=== Exercise details ===
Search the records for "følgende" and copy each line that holds it.

=== Input rows ===

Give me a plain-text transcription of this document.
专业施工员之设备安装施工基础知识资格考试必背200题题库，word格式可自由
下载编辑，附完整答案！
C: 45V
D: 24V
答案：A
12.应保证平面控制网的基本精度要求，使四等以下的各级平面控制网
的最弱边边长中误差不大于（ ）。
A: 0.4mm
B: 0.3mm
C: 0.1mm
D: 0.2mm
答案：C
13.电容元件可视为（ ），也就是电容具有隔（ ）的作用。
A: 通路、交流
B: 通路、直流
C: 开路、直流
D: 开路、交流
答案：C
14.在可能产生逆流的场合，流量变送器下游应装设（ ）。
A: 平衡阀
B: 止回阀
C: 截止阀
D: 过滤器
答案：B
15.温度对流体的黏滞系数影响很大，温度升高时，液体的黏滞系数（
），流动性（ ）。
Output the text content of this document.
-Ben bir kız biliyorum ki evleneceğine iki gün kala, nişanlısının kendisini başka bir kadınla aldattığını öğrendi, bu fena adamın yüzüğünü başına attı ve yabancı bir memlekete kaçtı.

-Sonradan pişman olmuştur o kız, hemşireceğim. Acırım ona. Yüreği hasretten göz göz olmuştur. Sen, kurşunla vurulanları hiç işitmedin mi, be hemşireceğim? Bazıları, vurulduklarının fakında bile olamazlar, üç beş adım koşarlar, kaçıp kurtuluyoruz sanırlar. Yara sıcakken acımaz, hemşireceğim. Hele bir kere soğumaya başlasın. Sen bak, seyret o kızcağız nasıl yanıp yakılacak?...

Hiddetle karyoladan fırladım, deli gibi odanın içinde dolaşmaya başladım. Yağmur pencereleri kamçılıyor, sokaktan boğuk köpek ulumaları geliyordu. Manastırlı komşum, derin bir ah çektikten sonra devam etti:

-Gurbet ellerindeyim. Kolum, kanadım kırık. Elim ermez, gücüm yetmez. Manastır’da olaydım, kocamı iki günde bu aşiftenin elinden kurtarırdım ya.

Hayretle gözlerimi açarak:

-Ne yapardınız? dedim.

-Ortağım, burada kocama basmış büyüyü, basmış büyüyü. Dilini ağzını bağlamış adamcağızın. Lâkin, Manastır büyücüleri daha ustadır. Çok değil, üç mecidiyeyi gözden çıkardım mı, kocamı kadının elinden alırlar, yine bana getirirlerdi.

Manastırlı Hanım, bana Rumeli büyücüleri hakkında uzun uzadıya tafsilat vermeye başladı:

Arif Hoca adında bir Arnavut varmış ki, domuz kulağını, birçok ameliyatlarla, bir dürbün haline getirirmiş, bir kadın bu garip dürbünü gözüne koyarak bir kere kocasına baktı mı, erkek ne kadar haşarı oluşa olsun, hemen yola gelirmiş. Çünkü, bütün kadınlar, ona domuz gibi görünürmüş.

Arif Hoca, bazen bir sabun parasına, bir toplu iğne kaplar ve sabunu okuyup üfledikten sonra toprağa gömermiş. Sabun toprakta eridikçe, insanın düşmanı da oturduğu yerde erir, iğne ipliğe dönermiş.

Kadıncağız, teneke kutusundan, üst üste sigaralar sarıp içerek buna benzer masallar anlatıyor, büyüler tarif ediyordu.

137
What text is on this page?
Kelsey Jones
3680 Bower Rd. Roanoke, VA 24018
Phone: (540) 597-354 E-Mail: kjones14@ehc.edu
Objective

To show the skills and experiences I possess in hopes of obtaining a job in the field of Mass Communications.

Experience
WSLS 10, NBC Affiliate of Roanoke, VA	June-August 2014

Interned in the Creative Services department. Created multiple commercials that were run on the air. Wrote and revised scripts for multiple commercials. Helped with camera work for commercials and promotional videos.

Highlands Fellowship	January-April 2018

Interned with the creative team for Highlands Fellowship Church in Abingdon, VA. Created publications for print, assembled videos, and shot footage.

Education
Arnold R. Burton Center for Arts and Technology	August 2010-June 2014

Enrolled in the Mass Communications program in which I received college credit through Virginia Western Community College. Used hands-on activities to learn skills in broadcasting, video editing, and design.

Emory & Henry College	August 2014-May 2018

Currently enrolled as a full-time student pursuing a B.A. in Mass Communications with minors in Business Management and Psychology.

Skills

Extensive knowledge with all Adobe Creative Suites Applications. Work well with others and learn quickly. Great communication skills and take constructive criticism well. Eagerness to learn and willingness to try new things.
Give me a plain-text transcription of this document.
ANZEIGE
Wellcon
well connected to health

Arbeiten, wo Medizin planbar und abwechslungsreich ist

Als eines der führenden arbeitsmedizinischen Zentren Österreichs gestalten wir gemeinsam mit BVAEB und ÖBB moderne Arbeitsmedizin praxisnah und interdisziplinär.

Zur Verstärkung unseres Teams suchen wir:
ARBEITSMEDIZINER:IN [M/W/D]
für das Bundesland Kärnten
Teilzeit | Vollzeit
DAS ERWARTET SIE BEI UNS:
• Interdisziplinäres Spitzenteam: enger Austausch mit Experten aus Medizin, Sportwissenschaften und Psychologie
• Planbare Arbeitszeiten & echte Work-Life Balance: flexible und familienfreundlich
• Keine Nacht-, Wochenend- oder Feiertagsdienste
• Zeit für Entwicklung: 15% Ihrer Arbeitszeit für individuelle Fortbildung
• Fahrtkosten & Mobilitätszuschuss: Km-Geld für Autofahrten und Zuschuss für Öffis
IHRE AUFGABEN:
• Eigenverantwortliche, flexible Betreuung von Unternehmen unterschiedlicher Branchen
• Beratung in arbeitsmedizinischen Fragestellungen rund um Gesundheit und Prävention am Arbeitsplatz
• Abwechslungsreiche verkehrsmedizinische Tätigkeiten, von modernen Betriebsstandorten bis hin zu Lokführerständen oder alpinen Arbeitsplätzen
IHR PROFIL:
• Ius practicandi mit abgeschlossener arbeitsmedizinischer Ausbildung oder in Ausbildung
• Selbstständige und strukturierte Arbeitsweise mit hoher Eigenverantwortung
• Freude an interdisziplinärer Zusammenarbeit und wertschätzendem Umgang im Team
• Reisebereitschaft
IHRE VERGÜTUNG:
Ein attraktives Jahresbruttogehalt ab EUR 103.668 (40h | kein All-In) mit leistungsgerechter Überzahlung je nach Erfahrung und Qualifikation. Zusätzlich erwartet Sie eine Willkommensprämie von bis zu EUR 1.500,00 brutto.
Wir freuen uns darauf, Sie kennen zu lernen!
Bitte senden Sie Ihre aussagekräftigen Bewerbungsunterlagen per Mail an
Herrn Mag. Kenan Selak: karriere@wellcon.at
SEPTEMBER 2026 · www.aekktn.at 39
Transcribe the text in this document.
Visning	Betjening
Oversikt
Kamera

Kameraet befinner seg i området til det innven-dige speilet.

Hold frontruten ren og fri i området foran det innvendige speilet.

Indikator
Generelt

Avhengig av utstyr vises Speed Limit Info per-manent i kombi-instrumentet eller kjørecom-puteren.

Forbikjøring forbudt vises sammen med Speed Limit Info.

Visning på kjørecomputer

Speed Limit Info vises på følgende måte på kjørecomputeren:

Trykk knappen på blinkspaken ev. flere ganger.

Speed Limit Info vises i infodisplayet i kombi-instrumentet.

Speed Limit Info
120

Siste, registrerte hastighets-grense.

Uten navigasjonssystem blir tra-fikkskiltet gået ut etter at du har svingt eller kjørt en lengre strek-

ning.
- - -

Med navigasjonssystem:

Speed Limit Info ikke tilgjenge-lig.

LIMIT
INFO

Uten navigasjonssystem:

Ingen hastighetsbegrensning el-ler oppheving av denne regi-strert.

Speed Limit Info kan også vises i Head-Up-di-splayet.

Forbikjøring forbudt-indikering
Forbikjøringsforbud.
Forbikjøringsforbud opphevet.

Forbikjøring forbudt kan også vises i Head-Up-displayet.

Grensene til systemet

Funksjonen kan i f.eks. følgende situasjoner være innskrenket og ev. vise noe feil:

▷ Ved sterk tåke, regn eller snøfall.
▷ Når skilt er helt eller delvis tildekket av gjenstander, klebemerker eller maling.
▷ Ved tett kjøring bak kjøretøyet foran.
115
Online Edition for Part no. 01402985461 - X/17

=== Answer to the exercise ===
Speed Limit Info vises på følgende måte på kjørecomputeren:
Funksjonen kan i f.eks. følgende situasjoner være innskrenket og ev. vise noe feil:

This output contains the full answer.